-------- SUPPLIED PASSAGE --------

Andrea Valle, from Adobe, clarified this for me by e-mail:
This has been discussed within ESI for some time, and finally the team decided to clarify this in EN 319 142-1.
See section 5.4.1 on page 11 of version 1.1.0:
The life-time of the protection can be further extended beyond the life-time of the last document time-stamp applied by adding further DSS information to validate the previous last document time-stamp along with a new document time-stamp. Every time a DSS Dictionary is updated during incremental update, it should contain the values from the previous DSS Dictionary.
NOTE: In general the DSS Dictionary will contain validation data from previous revisions plus validation data added for the current revision. If entries are removed from a DSS Dictionary during an incremental update the set of validation data might not be complete for validation of the signatures, but replacement of validation data - like e.g. more up-to-date certificate status information - might be performed for optimization reasons.
So it's actually recommended to add all entries from the older DSS dictionary, but not mandatory. You can update these entries if they don't break the signature, but that's optional.
Reading a little bit further on the same document:
The Document Security Store (DSS) shall be a dictionary that shall have the value DSS as key in the document catalog dictionary. This dictionary is used to provide a single place where all of the validation-related information for some or all signatures in the document should be placed.
The DSS is intended to provide a single place where all information should be placed.
So, if you don't place all information there, you're not breaking anything, but you're not using the DSS as intended.

-------- DATA TO EXAMINE --------

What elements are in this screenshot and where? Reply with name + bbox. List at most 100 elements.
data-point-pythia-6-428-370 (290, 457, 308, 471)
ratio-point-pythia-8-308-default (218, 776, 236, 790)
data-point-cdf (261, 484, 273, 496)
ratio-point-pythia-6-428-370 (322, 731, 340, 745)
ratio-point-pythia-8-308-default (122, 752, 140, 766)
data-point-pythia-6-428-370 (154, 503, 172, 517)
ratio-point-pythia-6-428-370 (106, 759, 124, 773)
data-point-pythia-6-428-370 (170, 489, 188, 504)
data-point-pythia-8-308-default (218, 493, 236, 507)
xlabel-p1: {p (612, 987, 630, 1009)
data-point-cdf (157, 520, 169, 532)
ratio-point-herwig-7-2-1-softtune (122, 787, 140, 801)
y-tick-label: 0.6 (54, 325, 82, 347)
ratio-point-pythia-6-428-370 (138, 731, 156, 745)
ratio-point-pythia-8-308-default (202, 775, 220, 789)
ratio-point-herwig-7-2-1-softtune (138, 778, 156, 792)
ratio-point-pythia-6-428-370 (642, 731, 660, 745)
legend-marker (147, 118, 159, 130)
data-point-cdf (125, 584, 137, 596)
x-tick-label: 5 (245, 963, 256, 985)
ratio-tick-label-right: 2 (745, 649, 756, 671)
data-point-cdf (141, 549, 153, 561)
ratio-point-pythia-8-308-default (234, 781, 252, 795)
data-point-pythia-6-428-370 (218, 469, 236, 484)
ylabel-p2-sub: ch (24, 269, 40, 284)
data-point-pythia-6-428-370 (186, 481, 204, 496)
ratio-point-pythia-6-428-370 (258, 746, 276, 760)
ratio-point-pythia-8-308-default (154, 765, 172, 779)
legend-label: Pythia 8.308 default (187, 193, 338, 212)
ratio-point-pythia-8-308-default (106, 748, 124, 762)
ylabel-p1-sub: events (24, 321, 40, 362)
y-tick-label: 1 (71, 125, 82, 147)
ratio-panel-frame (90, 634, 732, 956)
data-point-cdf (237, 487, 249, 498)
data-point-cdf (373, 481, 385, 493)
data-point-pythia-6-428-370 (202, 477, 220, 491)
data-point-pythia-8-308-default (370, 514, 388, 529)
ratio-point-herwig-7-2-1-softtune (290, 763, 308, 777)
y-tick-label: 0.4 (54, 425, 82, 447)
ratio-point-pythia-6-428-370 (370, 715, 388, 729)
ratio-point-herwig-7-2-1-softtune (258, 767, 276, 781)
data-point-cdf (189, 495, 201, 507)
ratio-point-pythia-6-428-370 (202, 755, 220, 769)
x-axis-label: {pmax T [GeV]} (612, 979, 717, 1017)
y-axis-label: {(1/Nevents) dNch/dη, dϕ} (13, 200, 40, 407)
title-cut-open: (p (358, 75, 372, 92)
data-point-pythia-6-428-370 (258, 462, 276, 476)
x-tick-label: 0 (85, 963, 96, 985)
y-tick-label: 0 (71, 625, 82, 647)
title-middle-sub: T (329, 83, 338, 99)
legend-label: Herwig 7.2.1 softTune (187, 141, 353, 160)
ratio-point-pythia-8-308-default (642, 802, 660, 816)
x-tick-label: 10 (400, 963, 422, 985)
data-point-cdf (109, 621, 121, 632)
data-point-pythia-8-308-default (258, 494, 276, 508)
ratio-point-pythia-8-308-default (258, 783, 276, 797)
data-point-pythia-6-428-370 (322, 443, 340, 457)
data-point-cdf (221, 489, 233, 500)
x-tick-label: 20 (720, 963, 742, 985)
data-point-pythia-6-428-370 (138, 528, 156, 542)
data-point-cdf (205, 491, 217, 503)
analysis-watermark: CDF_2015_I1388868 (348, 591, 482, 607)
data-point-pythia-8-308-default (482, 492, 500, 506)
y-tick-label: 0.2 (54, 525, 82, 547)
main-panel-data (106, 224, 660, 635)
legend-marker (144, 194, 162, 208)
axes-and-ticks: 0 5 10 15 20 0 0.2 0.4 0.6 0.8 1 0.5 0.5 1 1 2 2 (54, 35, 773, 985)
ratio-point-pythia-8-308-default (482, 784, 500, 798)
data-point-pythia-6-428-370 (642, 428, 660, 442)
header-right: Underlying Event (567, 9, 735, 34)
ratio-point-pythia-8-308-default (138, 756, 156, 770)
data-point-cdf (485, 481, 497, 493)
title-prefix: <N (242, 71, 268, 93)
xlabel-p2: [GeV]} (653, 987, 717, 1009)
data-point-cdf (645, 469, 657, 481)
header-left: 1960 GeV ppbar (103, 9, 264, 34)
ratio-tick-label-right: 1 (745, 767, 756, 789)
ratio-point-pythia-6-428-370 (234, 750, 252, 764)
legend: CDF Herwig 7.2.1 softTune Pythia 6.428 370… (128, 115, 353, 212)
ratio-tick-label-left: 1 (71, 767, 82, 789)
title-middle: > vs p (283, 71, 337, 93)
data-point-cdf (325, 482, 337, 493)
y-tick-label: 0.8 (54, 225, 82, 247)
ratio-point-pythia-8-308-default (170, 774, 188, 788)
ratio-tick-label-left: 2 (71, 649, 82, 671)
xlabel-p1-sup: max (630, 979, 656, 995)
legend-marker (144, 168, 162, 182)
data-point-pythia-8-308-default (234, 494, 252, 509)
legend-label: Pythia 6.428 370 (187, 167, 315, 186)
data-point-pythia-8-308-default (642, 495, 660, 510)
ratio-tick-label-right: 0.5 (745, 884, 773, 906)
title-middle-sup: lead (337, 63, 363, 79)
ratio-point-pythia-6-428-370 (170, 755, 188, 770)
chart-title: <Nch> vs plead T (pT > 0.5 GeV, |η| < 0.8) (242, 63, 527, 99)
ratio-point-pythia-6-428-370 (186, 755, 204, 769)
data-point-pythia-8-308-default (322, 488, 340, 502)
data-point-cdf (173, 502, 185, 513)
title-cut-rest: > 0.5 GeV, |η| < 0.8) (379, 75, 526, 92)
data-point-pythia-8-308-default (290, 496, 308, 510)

--------

• _EXERCISE REQUIREMENTS_:
A) In the passage on the Document Security Store, which section and page of version 1.1.0 of EN 319 142-1 are cited?
B) Name every person, company, and standards group mentioned in the passage on the Document Security Store.
C) Pick up the passage on the Document Security Store after its final sentence and keep writing.

• _ANSWERS FOR THIS EXERCISE_:
A) Section 5.4.1, on page 11.

B) Andrea Valle, Adobe, ESI

C)
Then, the answer is: a pdf signer should use the first approach, but a pdf validator should be prepared for the second.
EDIT:
Actually, any PAdES validator should check either the DSS entries existed earlier anyway. If you check only the lastest one, it's possible to re-validate an invalid signature, if the CA certificate used to sign the CRLs or OCSPs was compromissed latter, and this fake information was added in the latest DSS.
Example:
- Sig 1 was made with an revoked certificate
- All DSS entries are added, and the signature is sure to be invalid
A DocumentTimeStamp is added, protecting this DSS.
Sig 1 CA certificate is compromissed
Sig 2 is made, with a valid certificate
- Sig 2 DSS entries are added, LTV-enabling the signature
- Sig 1 CRL/OCSP is replaced with a fake one made with the compromissed CA certificate
In this situation, a validator that relies on the lattest DSS will validate Sig 1, when it shouldn't. That's why you add a DocumentTimeStamp to protect the information about that signature.
TL;DR:
Both options are right. The DSS should have information about all signatures, but it's not mandatory. And a validator should check the DSS that was made right after the signature, not only the latest one.